All the data should be repeated exactly. Any image in it is left out.
[Start]
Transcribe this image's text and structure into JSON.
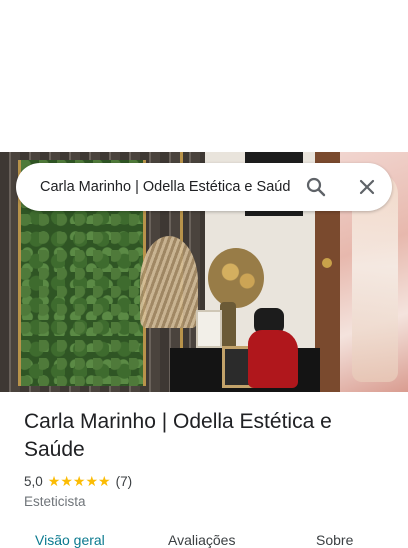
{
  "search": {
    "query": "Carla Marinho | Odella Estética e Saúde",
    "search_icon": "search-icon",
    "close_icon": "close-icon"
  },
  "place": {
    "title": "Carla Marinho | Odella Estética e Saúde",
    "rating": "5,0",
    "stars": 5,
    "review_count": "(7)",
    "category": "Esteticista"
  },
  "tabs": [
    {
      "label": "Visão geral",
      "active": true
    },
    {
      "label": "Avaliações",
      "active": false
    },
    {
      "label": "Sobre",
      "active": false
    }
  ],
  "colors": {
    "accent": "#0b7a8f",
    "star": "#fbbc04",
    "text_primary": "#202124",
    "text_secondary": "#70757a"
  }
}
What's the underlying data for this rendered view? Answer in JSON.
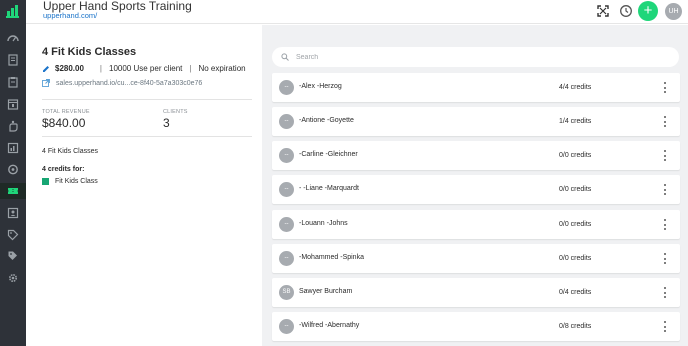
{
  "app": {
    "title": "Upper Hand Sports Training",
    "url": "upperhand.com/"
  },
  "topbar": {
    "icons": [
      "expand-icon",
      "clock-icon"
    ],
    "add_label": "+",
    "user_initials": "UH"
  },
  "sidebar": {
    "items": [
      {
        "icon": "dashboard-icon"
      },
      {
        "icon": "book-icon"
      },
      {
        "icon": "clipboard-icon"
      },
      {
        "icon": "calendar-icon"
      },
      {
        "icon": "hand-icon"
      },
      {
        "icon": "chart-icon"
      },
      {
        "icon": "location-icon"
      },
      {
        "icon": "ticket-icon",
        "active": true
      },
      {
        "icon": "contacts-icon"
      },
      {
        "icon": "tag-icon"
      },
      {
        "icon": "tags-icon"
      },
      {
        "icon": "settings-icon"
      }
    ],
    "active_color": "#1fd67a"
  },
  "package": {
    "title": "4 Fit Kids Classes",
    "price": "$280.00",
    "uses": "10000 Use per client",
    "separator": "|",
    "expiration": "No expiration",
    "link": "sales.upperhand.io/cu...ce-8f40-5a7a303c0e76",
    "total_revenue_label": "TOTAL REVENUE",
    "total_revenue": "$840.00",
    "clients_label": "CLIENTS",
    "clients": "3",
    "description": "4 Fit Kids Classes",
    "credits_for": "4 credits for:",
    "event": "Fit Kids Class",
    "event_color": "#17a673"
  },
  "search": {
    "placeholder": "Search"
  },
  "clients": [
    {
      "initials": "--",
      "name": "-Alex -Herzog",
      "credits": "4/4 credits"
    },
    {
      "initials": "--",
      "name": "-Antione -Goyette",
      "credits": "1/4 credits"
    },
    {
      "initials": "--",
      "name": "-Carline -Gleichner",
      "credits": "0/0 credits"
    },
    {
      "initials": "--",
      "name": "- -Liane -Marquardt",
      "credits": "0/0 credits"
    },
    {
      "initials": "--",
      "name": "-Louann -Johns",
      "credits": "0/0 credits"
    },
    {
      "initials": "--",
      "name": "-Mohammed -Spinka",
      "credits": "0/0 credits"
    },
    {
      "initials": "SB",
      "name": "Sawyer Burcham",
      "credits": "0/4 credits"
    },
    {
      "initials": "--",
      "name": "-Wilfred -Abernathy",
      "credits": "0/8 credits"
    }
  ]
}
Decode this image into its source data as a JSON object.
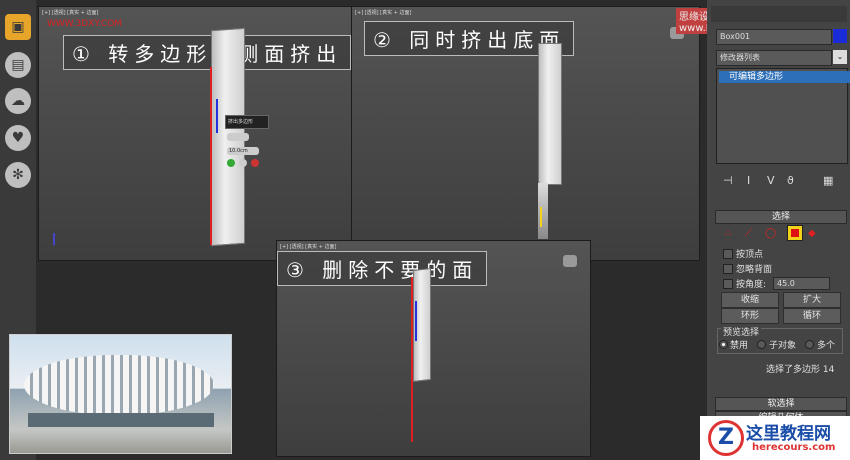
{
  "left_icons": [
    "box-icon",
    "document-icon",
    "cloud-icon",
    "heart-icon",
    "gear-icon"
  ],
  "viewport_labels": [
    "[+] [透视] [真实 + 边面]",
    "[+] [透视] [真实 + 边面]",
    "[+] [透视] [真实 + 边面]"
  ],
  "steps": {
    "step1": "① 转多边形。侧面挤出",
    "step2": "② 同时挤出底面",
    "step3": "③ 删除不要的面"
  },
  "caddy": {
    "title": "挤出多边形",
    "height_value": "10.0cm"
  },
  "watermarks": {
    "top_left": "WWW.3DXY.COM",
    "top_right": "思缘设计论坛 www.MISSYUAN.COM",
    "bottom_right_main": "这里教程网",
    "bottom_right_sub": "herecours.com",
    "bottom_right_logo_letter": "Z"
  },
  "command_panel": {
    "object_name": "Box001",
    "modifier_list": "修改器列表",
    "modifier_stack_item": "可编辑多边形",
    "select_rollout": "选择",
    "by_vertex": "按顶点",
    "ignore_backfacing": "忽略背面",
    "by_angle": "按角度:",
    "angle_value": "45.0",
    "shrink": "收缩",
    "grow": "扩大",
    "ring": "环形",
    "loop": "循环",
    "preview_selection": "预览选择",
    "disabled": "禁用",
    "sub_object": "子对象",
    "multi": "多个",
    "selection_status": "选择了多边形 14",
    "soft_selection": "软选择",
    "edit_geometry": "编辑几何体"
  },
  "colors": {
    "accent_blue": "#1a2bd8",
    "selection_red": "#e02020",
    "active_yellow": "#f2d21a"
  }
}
[End]
→ Answer for the task
Transcribe this image's text and structure into JSON.
{
  "search": {
    "query": "Carla Marinho | Odella Estética e Saúde",
    "search_icon": "search-icon",
    "close_icon": "close-icon"
  },
  "place": {
    "title": "Carla Marinho | Odella Estética e Saúde",
    "rating": "5,0",
    "stars": 5,
    "review_count": "(7)",
    "category": "Esteticista"
  },
  "tabs": [
    {
      "label": "Visão geral",
      "active": true
    },
    {
      "label": "Avaliações",
      "active": false
    },
    {
      "label": "Sobre",
      "active": false
    }
  ],
  "colors": {
    "accent": "#0b7a8f",
    "star": "#fbbc04",
    "text_primary": "#202124",
    "text_secondary": "#70757a"
  }
}
What's the underlying data for this rendered view? Answer in JSON.
{
  "app": {
    "title": "Upper Hand Sports Training",
    "url": "upperhand.com/"
  },
  "topbar": {
    "icons": [
      "expand-icon",
      "clock-icon"
    ],
    "add_label": "+",
    "user_initials": "UH"
  },
  "sidebar": {
    "items": [
      {
        "icon": "dashboard-icon"
      },
      {
        "icon": "book-icon"
      },
      {
        "icon": "clipboard-icon"
      },
      {
        "icon": "calendar-icon"
      },
      {
        "icon": "hand-icon"
      },
      {
        "icon": "chart-icon"
      },
      {
        "icon": "location-icon"
      },
      {
        "icon": "ticket-icon",
        "active": true
      },
      {
        "icon": "contacts-icon"
      },
      {
        "icon": "tag-icon"
      },
      {
        "icon": "tags-icon"
      },
      {
        "icon": "settings-icon"
      }
    ],
    "active_color": "#1fd67a"
  },
  "package": {
    "title": "4 Fit Kids Classes",
    "price": "$280.00",
    "uses": "10000 Use per client",
    "separator": "|",
    "expiration": "No expiration",
    "link": "sales.upperhand.io/cu...ce-8f40-5a7a303c0e76",
    "total_revenue_label": "TOTAL REVENUE",
    "total_revenue": "$840.00",
    "clients_label": "CLIENTS",
    "clients": "3",
    "description": "4 Fit Kids Classes",
    "credits_for": "4 credits for:",
    "event": "Fit Kids Class",
    "event_color": "#17a673"
  },
  "search": {
    "placeholder": "Search"
  },
  "clients": [
    {
      "initials": "--",
      "name": "-Alex -Herzog",
      "credits": "4/4 credits"
    },
    {
      "initials": "--",
      "name": "-Antione -Goyette",
      "credits": "1/4 credits"
    },
    {
      "initials": "--",
      "name": "-Carline -Gleichner",
      "credits": "0/0 credits"
    },
    {
      "initials": "--",
      "name": "- -Liane -Marquardt",
      "credits": "0/0 credits"
    },
    {
      "initials": "--",
      "name": "-Louann -Johns",
      "credits": "0/0 credits"
    },
    {
      "initials": "--",
      "name": "-Mohammed -Spinka",
      "credits": "0/0 credits"
    },
    {
      "initials": "SB",
      "name": "Sawyer Burcham",
      "credits": "0/4 credits"
    },
    {
      "initials": "--",
      "name": "-Wilfred -Abernathy",
      "credits": "0/8 credits"
    }
  ]
}
Decode this image into its source data as a JSON object.
{
  "left_icons": [
    "box-icon",
    "document-icon",
    "cloud-icon",
    "heart-icon",
    "gear-icon"
  ],
  "viewport_labels": [
    "[+] [透视] [真实 + 边面]",
    "[+] [透视] [真实 + 边面]",
    "[+] [透视] [真实 + 边面]"
  ],
  "steps": {
    "step1": "① 转多边形。侧面挤出",
    "step2": "② 同时挤出底面",
    "step3": "③ 删除不要的面"
  },
  "caddy": {
    "title": "挤出多边形",
    "height_value": "10.0cm"
  },
  "watermarks": {
    "top_left": "WWW.3DXY.COM",
    "top_right": "思缘设计论坛 www.MISSYUAN.COM",
    "bottom_right_main": "这里教程网",
    "bottom_right_sub": "herecours.com",
    "bottom_right_logo_letter": "Z"
  },
  "command_panel": {
    "object_name": "Box001",
    "modifier_list": "修改器列表",
    "modifier_stack_item": "可编辑多边形",
    "select_rollout": "选择",
    "by_vertex": "按顶点",
    "ignore_backfacing": "忽略背面",
    "by_angle": "按角度:",
    "angle_value": "45.0",
    "shrink": "收缩",
    "grow": "扩大",
    "ring": "环形",
    "loop": "循环",
    "preview_selection": "预览选择",
    "disabled": "禁用",
    "sub_object": "子对象",
    "multi": "多个",
    "selection_status": "选择了多边形 14",
    "soft_selection": "软选择",
    "edit_geometry": "编辑几何体"
  },
  "colors": {
    "accent_blue": "#1a2bd8",
    "selection_red": "#e02020",
    "active_yellow": "#f2d21a"
  }
}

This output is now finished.